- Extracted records
####################

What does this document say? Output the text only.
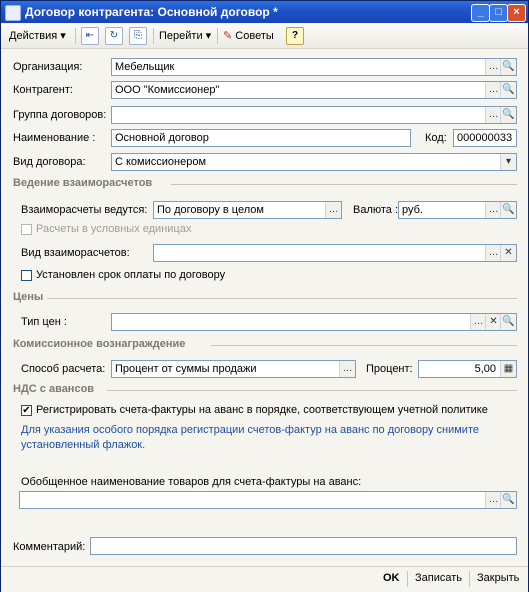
Договор контрагента: Основной договор *	_	□	×
Действия ▾	⇤	↻	⎘	Перейти ▾ ✎ Советы	?
Организация:	Мебельщик	… 🔍
Контрагент:	ООО "Комиссионер"	… 🔍
Группа договоров:	… 🔍
Наименование :	Основной договор	Код: 000000033
Вид договора:	С комиссионером	▾
Ведение взаиморасчетов
Взаиморасчеты ведутся: По договору в целом	… Валюта : руб.	… 🔍
Расчеты в условных единицах
Вид взаиморасчетов:	… ✕
Установлен срок оплаты по договору
Цены
Тип цен :	… ✕ 🔍
Комиссионное вознаграждение
Способ расчета: Процент от суммы продажи	… Процент:	5,00 ▦
НДС с авансов
✔ Регистрировать счета-фактуры на аванс в порядке, соответствующем учетной политике
Для указания особого порядка регистрации счетов-фактур на аванс по договору снимите
установленный флажок.
Обобщенное наименование товаров для счета-фактуры на аванс:
… 🔍
Комментарий:
OK Записать Закрыть
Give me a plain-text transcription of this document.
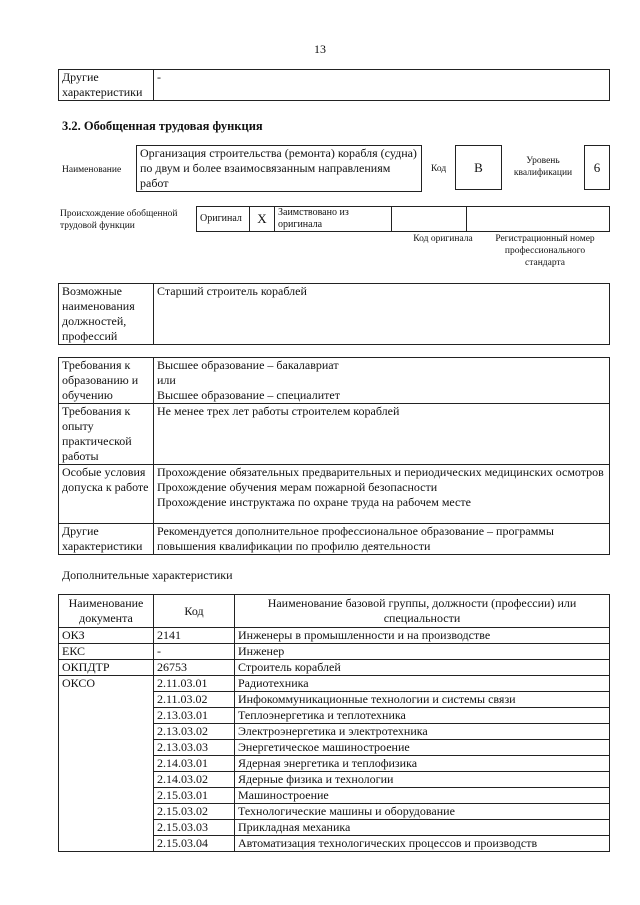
13
Другие характеристики	-
3.2. Обобщенная трудовая функция
Наименование
Организация строительства (ремонта) корабля (судна) по двум и более взаимосвязанным направлениям работ
Код B	Уровень квалификации	6
Происхождение обобщенной трудовой функции
Оригинал	X	Заимствовано из оригинала		
Код оригинала	Регистрационный номер профессионального стандарта
Возможные наименования должностей, профессий	Старший строитель кораблей
Требования к образованию и обучению	Высшее образование – бакалавриат
или
Высшее образование – специалитет

Требования к опыту практической работы	Не менее трех лет работы строителем кораблей

Особые условия допуска к работе	Прохождение обязательных предварительных и периодических медицинских осмотров
Прохождение обучения мерам пожарной безопасности
Прохождение инструктажа по охране труда на рабочем месте

Другие характеристики	Рекомендуется дополнительное профессиональное образование – программы повышения квалификации по профилю деятельности
Дополнительные характеристики
Наименование документа	Код	Наименование базовой группы, должности (профессии) или специальности
ОКЗ	2141	Инженеры в промышленности и на производстве
ЕКС	-	Инженер
ОКПДТР	26753	Строитель кораблей
ОКСО	2.11.03.01	Радиотехника
	2.11.03.02	Инфокоммуникационные технологии и системы связи
	2.13.03.01	Теплоэнергетика и теплотехника
	2.13.03.02	Электроэнергетика и электротехника
	2.13.03.03	Энергетическое машиностроение
	2.14.03.01	Ядерная энергетика и теплофизика
	2.14.03.02	Ядерные физика и технологии
	2.15.03.01	Машиностроение
	2.15.03.02	Технологические машины и оборудование
	2.15.03.03	Прикладная механика
	2.15.03.04	Автоматизация технологических процессов и производств
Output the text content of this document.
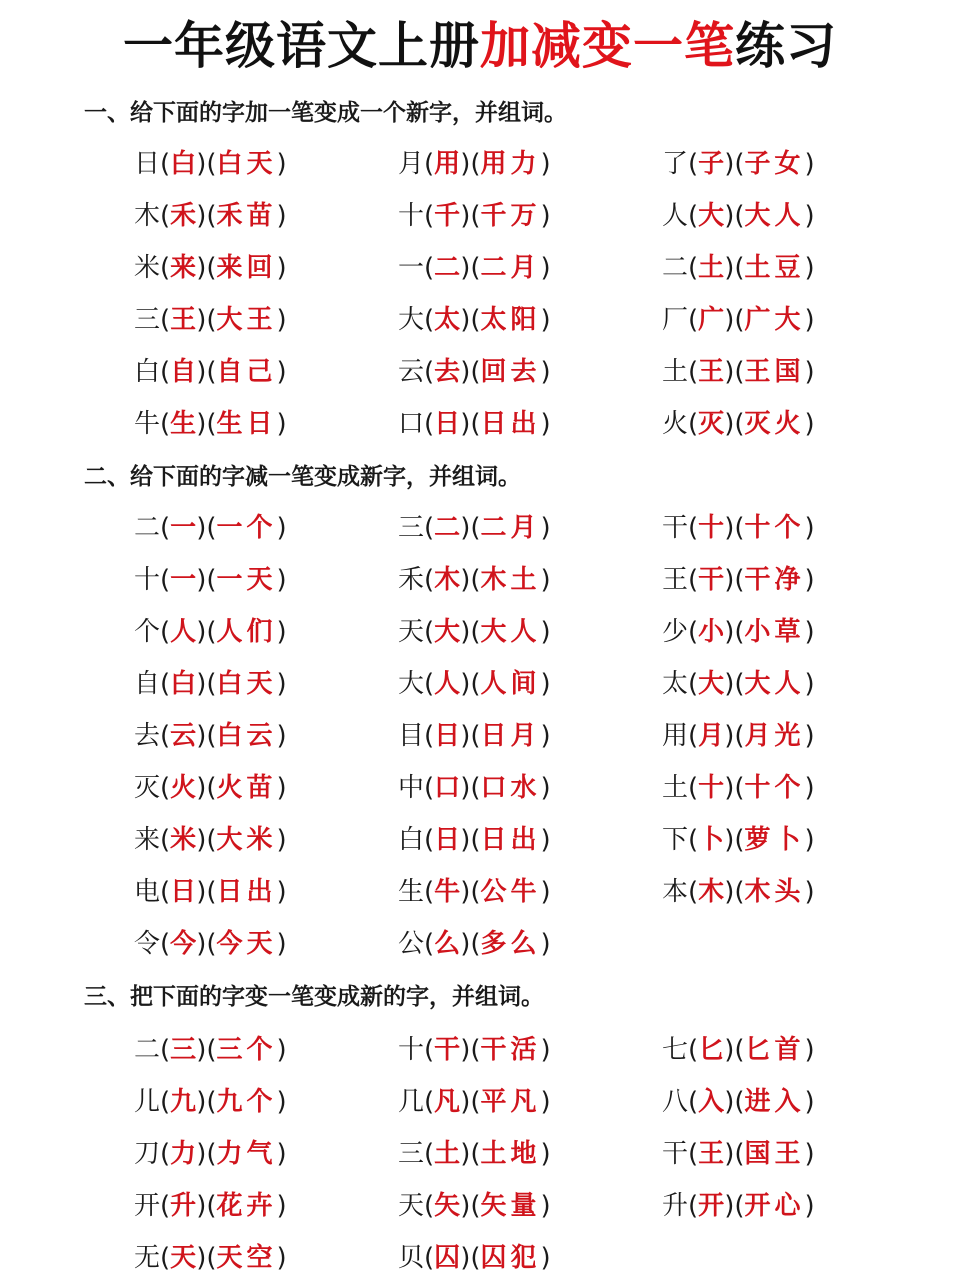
一年级语文上册加减变一笔练习
一、给下面的字加一笔变成一个新字，并组词。
日(白)(白天)	月(用)(用力)	了(子)(子女)
木(禾)(禾苗)	十(千)(千万)	人(大)(大人)
米(来)(来回)	一(二)(二月)	二(土)(土豆)
三(王)(大王)	大(太)(太阳)	厂(广)(广大)
白(自)(自己)	云(去)(回去)	土(王)(王国)
牛(生)(生日)	口(日)(日出)	火(灭)(灭火)
二、给下面的字减一笔变成新字，并组词。
二(一)(一个)	三(二)(二月)	干(十)(十个)
十(一)(一天)	禾(木)(木土)	王(干)(干净)
个(人)(人们)	天(大)(大人)	少(小)(小草)
自(白)(白天)	大(人)(人间)	太(大)(大人)
去(云)(白云)	目(日)(日月)	用(月)(月光)
灭(火)(火苗)	中(口)(口水)	土(十)(十个)
来(米)(大米)	白(日)(日出)	下(卜)(萝卜)
电(日)(日出)	生(牛)(公牛)	本(木)(木头)
令(今)(今天)	公(么)(多么)
三、把下面的字变一笔变成新的字，并组词。
二(三)(三个)	十(干)(干活)	七(匕)(匕首)
儿(九)(九个)	几(凡)(平凡)	八(入)(进入)
刀(力)(力气)	三(土)(土地)	干(王)(国王)
开(升)(花卉)	天(矢)(矢量)	升(开)(开心)
无(天)(天空)	贝(囚)(囚犯)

####################

- Exercise prompt
Reproduce the whole listing exactly, but not the images in it.

- Completed task
What does this document say? Output the text only.
Договор контрагента: Основной договор *	_	□	×
Действия ▾	⇤	↻	⎘	Перейти ▾ ✎ Советы	?
Организация:	Мебельщик	… 🔍
Контрагент:	ООО "Комиссионер"	… 🔍
Группа договоров:	… 🔍
Наименование :	Основной договор	Код: 000000033
Вид договора:	С комиссионером	▾
Ведение взаиморасчетов
Взаиморасчеты ведутся: По договору в целом	… Валюта : руб.	… 🔍
Расчеты в условных единицах
Вид взаиморасчетов:	… ✕
Установлен срок оплаты по договору
Цены
Тип цен :	… ✕ 🔍
Комиссионное вознаграждение
Способ расчета: Процент от суммы продажи	… Процент:	5,00 ▦
НДС с авансов
✔ Регистрировать счета-фактуры на аванс в порядке, соответствующем учетной политике
Для указания особого порядка регистрации счетов-фактур на аванс по договору снимите
установленный флажок.
Обобщенное наименование товаров для счета-фактуры на аванс:
… 🔍
Комментарий:
OK Записать Закрыть
Give me a plain-text transcription of this document.
13
Другие характеристики	-
3.2. Обобщенная трудовая функция
Наименование
Организация строительства (ремонта) корабля (судна) по двум и более взаимосвязанным направлениям работ
Код B	Уровень квалификации	6
Происхождение обобщенной трудовой функции
Оригинал	X	Заимствовано из оригинала		
Код оригинала	Регистрационный номер профессионального стандарта
Возможные наименования должностей, профессий	Старший строитель кораблей
Требования к образованию и обучению	Высшее образование – бакалавриат
или
Высшее образование – специалитет

Требования к опыту практической работы	Не менее трех лет работы строителем кораблей

Особые условия допуска к работе	Прохождение обязательных предварительных и периодических медицинских осмотров
Прохождение обучения мерам пожарной безопасности
Прохождение инструктажа по охране труда на рабочем месте

Другие характеристики	Рекомендуется дополнительное профессиональное образование – программы повышения квалификации по профилю деятельности
Дополнительные характеристики
Наименование документа	Код	Наименование базовой группы, должности (профессии) или специальности
ОКЗ	2141	Инженеры в промышленности и на производстве
ЕКС	-	Инженер
ОКПДТР	26753	Строитель кораблей
ОКСО	2.11.03.01	Радиотехника
	2.11.03.02	Инфокоммуникационные технологии и системы связи
	2.13.03.01	Теплоэнергетика и теплотехника
	2.13.03.02	Электроэнергетика и электротехника
	2.13.03.03	Энергетическое машиностроение
	2.14.03.01	Ядерная энергетика и теплофизика
	2.14.03.02	Ядерные физика и технологии
	2.15.03.01	Машиностроение
	2.15.03.02	Технологические машины и оборудование
	2.15.03.03	Прикладная механика
	2.15.03.04	Автоматизация технологических процессов и производств
Output the text content of this document.
一年级语文上册加减变一笔练习
一、给下面的字加一笔变成一个新字，并组词。
日(白)(白天)	月(用)(用力)	了(子)(子女)
木(禾)(禾苗)	十(千)(千万)	人(大)(大人)
米(来)(来回)	一(二)(二月)	二(土)(土豆)
三(王)(大王)	大(太)(太阳)	厂(广)(广大)
白(自)(自己)	云(去)(回去)	土(王)(王国)
牛(生)(生日)	口(日)(日出)	火(灭)(灭火)
二、给下面的字减一笔变成新字，并组词。
二(一)(一个)	三(二)(二月)	干(十)(十个)
十(一)(一天)	禾(木)(木土)	王(干)(干净)
个(人)(人们)	天(大)(大人)	少(小)(小草)
自(白)(白天)	大(人)(人间)	太(大)(大人)
去(云)(白云)	目(日)(日月)	用(月)(月光)
灭(火)(火苗)	中(口)(口水)	土(十)(十个)
来(米)(大米)	白(日)(日出)	下(卜)(萝卜)
电(日)(日出)	生(牛)(公牛)	本(木)(木头)
令(今)(今天)	公(么)(多么)
三、把下面的字变一笔变成新的字，并组词。
二(三)(三个)	十(干)(干活)	七(匕)(匕首)
儿(九)(九个)	几(凡)(平凡)	八(入)(进入)
刀(力)(力气)	三(土)(土地)	干(王)(国王)
开(升)(花卉)	天(矢)(矢量)	升(开)(开心)
无(天)(天空)	贝(囚)(囚犯)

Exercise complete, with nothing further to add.